• STATED TASK:
Can you reproduce the material from its start through the line containing "392, 488, 420]" with every "pencil-icon" swapped for "edit-icon" and everything else unchanged?

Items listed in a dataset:
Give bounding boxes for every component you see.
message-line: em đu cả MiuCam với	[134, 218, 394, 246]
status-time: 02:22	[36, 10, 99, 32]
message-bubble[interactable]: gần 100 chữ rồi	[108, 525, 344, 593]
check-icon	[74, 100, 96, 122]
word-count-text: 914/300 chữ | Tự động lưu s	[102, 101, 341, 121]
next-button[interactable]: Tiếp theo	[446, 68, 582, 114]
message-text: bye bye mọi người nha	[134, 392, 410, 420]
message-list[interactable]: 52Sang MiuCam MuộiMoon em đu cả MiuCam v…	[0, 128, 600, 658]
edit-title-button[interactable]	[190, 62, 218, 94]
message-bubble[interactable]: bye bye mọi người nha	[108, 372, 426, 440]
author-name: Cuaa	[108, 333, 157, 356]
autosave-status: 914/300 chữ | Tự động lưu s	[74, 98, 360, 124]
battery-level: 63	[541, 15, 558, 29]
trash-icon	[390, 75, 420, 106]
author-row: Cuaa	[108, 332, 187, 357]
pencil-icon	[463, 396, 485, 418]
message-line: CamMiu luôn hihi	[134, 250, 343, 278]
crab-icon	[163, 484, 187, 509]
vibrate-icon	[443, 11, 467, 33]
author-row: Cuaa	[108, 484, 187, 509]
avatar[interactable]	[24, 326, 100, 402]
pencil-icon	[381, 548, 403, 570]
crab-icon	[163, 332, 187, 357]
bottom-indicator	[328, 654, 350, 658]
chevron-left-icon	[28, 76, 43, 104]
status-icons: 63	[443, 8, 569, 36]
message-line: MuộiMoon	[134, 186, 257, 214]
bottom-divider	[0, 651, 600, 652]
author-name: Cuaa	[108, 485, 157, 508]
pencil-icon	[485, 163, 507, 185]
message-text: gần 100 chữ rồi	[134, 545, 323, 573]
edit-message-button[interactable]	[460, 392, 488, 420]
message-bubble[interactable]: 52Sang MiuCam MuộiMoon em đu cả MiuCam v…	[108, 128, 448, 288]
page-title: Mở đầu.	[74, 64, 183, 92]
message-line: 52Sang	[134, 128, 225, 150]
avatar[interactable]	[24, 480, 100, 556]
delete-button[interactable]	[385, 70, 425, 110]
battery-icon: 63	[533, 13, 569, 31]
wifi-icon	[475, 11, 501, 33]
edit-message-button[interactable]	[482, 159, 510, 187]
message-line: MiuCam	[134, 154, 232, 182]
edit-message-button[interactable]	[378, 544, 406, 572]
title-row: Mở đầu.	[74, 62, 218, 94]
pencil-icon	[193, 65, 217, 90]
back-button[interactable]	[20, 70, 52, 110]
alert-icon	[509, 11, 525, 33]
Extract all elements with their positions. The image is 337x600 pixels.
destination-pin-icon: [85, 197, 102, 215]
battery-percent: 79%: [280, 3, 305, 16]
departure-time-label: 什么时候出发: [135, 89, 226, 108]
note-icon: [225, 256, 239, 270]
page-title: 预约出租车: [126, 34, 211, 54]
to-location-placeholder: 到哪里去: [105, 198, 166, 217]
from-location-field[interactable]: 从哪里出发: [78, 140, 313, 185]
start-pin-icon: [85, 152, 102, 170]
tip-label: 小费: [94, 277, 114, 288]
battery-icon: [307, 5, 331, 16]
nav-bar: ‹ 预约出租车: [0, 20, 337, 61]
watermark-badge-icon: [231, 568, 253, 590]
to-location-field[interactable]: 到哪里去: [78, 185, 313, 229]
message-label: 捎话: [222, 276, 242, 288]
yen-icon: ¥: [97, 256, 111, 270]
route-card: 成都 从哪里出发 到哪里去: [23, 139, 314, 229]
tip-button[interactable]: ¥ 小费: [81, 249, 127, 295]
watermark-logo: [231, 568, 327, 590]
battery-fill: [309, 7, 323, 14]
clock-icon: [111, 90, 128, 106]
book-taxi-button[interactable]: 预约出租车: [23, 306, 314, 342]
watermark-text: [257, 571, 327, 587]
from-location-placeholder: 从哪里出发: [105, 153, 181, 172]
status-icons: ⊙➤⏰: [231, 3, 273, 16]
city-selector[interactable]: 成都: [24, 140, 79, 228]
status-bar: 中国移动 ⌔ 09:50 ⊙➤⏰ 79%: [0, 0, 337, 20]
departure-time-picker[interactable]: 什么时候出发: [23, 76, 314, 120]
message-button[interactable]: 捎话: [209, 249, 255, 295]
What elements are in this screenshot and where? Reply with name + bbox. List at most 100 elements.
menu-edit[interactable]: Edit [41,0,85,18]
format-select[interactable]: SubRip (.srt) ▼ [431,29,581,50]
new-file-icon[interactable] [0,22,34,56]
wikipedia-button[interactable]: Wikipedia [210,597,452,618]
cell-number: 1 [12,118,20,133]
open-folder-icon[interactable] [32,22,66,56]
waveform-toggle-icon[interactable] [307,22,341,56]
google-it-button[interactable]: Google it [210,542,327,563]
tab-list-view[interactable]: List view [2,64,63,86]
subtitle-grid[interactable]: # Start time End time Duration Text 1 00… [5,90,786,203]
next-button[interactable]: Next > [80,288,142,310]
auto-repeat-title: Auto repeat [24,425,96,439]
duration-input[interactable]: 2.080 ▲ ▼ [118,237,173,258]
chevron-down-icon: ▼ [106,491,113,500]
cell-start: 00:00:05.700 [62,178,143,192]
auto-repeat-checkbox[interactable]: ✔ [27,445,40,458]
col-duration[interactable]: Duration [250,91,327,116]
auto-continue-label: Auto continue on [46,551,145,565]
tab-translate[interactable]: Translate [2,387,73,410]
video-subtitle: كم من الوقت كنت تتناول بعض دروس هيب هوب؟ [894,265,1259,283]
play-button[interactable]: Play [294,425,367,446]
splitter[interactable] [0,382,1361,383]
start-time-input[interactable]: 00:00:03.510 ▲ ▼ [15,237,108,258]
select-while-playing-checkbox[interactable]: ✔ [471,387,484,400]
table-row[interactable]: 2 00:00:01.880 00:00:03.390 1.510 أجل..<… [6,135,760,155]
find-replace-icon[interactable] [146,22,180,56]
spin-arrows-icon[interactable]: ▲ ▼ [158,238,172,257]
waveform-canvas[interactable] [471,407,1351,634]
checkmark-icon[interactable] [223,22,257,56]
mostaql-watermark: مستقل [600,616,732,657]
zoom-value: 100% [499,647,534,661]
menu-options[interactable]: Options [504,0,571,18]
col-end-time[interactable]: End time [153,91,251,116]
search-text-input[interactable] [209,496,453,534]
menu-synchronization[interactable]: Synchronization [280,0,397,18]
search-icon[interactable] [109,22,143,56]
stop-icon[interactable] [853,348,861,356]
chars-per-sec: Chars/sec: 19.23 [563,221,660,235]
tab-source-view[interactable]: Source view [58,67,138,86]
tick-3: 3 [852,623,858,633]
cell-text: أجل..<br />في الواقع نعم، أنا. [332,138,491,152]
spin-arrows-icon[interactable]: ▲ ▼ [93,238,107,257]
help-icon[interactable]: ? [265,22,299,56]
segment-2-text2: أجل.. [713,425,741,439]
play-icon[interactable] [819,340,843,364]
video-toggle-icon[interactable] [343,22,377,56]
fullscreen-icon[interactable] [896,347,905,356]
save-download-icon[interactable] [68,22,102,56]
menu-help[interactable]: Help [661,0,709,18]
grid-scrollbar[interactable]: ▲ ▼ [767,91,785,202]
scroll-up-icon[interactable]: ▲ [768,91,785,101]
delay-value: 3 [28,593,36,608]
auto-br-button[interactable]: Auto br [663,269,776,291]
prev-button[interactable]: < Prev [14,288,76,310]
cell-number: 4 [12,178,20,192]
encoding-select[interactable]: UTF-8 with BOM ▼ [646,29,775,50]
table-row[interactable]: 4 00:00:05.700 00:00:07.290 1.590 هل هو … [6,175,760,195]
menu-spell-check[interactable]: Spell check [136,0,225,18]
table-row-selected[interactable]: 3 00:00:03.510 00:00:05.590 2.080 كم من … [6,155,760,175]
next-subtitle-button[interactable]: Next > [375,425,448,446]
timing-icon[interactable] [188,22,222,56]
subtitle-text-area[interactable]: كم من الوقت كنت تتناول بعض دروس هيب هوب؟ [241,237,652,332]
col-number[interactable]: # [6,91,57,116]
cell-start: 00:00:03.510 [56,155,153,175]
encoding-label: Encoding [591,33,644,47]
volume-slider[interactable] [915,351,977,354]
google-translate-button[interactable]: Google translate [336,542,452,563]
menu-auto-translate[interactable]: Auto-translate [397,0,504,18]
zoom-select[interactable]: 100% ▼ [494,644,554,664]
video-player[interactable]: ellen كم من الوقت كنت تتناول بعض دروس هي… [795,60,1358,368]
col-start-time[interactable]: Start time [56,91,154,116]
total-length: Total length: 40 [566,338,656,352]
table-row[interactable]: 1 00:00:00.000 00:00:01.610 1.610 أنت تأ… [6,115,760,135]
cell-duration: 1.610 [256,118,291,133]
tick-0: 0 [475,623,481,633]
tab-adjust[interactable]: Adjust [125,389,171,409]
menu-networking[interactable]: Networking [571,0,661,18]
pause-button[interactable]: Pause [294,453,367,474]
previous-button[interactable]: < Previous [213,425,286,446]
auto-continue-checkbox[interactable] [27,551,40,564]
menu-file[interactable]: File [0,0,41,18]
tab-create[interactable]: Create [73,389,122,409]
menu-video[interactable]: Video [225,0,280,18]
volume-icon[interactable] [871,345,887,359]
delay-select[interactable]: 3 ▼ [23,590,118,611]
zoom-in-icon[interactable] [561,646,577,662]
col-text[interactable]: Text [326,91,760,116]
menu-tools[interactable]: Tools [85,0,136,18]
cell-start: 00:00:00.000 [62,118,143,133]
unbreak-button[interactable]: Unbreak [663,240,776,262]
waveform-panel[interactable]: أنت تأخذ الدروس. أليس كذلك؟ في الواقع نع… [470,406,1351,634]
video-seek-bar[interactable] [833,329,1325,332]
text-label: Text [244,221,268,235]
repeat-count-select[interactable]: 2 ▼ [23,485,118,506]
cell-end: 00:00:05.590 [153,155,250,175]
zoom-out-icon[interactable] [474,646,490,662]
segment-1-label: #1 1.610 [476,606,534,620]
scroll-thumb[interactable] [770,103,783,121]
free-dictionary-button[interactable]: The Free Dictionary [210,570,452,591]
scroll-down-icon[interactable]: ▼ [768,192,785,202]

• ANSWER TO THE EXERCISE:
Give bounding boxes for every component you see.
message-line: em đu cả MiuCam với	[134, 218, 394, 246]
status-time: 02:22	[36, 10, 99, 32]
message-bubble[interactable]: gần 100 chữ rồi	[108, 525, 344, 593]
check-icon	[74, 100, 96, 122]
word-count-text: 914/300 chữ | Tự động lưu s	[102, 101, 341, 121]
next-button[interactable]: Tiếp theo	[446, 68, 582, 114]
message-text: bye bye mọi người nha	[134, 392, 410, 420]
message-list[interactable]: 52Sang MiuCam MuộiMoon em đu cả MiuCam v…	[0, 128, 600, 658]
edit-title-button[interactable]	[190, 62, 218, 94]
message-bubble[interactable]: bye bye mọi người nha	[108, 372, 426, 440]
author-name: Cuaa	[108, 333, 157, 356]
autosave-status: 914/300 chữ | Tự động lưu s	[74, 98, 360, 124]
battery-level: 63	[541, 15, 558, 29]
trash-icon	[390, 75, 420, 106]
author-row: Cuaa	[108, 332, 187, 357]
edit-icon	[463, 396, 485, 418]
message-line: CamMiu luôn hihi	[134, 250, 343, 278]
crab-icon	[163, 484, 187, 509]
vibrate-icon	[443, 11, 467, 33]
author-row: Cuaa	[108, 484, 187, 509]
avatar[interactable]	[24, 326, 100, 402]
edit-icon	[381, 548, 403, 570]
crab-icon	[163, 332, 187, 357]
bottom-indicator	[328, 654, 350, 658]
chevron-left-icon	[28, 76, 43, 104]
status-icons: 63	[443, 8, 569, 36]
message-line: MuộiMoon	[134, 186, 257, 214]
bottom-divider	[0, 651, 600, 652]
author-name: Cuaa	[108, 485, 157, 508]
edit-icon	[485, 163, 507, 185]
message-text: gần 100 chữ rồi	[134, 545, 323, 573]
edit-message-button[interactable]	[460, 392, 488, 420]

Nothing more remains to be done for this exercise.